### EXERCISE
For the records below, say how many lines contain the string "USDCAD". Give the number only.

### STORED ROWS
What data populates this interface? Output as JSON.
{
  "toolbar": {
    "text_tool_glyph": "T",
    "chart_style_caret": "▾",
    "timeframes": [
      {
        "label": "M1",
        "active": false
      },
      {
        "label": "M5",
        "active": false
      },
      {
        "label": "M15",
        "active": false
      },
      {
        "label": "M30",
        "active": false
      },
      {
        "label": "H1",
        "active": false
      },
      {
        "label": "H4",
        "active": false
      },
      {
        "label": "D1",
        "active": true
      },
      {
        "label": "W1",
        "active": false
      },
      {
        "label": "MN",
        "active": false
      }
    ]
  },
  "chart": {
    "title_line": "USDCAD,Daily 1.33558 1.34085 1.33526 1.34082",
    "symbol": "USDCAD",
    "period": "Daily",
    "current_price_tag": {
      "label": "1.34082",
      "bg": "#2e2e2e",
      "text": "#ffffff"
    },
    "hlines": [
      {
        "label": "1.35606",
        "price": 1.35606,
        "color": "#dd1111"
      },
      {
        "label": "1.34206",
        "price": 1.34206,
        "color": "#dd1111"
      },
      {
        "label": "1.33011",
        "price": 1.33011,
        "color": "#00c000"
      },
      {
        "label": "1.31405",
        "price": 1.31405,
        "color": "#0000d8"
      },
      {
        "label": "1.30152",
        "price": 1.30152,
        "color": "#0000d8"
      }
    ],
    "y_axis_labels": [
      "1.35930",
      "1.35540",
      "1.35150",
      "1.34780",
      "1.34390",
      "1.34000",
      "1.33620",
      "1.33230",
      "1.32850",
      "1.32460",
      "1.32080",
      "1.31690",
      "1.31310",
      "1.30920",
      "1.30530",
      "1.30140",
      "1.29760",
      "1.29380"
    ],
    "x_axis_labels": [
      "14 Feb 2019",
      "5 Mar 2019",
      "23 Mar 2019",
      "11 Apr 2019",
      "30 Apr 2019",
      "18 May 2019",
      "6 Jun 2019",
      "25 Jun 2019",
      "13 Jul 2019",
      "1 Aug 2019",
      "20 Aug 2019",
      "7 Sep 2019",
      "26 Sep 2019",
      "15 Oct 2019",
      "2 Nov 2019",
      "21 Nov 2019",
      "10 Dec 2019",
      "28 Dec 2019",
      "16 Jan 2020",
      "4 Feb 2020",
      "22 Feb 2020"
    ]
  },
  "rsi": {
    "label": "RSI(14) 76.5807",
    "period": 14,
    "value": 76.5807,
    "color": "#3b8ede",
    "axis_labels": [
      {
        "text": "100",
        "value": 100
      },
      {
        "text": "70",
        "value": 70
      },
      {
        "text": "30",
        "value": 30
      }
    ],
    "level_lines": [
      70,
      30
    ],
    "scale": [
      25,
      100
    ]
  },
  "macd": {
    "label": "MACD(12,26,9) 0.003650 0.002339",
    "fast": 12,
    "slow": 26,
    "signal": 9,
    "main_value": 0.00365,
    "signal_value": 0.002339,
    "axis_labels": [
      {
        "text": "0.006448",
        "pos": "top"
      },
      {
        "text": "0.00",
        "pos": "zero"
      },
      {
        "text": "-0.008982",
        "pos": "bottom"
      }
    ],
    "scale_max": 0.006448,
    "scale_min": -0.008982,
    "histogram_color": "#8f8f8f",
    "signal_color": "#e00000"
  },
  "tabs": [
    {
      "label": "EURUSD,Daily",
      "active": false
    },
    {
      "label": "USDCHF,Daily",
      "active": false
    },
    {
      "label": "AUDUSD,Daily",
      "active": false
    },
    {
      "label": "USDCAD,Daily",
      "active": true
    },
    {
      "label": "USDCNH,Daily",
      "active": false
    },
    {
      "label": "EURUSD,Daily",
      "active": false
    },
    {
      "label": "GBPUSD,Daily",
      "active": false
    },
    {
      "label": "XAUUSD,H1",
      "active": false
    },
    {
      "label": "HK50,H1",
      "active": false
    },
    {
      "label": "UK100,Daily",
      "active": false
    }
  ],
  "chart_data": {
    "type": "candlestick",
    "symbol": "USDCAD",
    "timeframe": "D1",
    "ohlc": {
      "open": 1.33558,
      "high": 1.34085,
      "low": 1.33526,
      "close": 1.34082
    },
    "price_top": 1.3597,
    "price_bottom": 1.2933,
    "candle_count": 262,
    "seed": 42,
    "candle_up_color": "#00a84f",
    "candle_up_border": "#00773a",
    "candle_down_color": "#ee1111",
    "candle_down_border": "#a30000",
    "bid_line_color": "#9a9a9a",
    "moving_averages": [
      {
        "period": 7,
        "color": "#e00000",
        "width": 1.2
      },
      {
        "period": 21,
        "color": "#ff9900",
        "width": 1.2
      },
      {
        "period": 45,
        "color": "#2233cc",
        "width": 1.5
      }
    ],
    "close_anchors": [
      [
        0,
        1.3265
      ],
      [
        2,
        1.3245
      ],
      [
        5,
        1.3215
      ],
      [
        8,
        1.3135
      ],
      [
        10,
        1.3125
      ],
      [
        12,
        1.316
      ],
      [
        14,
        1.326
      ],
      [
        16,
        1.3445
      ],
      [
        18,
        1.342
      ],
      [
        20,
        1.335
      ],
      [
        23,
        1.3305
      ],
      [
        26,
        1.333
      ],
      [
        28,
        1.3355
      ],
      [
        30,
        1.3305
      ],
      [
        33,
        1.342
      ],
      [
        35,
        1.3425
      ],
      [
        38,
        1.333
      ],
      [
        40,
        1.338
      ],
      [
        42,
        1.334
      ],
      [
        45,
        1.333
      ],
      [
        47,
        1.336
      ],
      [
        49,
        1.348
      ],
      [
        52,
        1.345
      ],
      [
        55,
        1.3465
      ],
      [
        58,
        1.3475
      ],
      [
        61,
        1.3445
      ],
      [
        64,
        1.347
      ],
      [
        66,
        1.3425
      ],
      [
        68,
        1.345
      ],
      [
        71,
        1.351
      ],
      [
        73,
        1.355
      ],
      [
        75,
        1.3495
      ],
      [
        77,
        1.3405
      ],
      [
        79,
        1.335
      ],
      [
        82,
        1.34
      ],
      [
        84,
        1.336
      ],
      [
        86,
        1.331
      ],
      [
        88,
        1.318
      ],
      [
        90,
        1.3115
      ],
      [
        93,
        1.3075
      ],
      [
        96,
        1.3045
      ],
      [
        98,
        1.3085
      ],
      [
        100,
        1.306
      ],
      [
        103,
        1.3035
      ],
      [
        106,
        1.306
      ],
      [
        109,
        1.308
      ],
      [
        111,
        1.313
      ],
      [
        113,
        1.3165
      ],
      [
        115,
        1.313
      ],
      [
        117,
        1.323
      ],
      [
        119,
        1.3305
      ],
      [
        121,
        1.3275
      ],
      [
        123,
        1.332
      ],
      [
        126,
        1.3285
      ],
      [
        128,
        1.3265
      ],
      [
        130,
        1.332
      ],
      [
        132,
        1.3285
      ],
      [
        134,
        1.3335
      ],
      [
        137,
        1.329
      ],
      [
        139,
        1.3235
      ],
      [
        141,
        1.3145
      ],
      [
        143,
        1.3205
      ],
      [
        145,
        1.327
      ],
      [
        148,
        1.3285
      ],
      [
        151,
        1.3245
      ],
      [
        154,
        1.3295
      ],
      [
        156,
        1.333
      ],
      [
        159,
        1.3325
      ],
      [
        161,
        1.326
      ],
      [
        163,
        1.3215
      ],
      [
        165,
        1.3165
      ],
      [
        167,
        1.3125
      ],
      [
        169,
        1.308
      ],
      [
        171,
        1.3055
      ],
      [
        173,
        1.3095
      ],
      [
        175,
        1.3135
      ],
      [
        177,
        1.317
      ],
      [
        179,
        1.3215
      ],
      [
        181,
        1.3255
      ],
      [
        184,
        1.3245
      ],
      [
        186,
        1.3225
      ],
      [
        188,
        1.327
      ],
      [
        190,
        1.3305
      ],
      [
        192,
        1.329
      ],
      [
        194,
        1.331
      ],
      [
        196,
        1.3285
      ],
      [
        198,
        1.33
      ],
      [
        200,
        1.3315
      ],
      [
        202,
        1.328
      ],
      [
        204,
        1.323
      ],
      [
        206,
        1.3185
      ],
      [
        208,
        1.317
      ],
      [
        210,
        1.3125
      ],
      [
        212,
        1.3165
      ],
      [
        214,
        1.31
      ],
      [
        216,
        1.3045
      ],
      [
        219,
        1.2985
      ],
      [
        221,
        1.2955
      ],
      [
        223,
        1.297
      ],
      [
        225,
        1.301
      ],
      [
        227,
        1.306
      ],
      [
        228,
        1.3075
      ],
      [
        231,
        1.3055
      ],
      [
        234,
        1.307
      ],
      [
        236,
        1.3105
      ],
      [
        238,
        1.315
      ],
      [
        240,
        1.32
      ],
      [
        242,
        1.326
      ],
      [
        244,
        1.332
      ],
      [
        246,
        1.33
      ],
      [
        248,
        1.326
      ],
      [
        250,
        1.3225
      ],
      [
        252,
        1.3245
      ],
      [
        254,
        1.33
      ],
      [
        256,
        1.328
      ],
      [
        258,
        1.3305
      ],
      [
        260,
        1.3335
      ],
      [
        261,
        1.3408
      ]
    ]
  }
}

### REPLY
4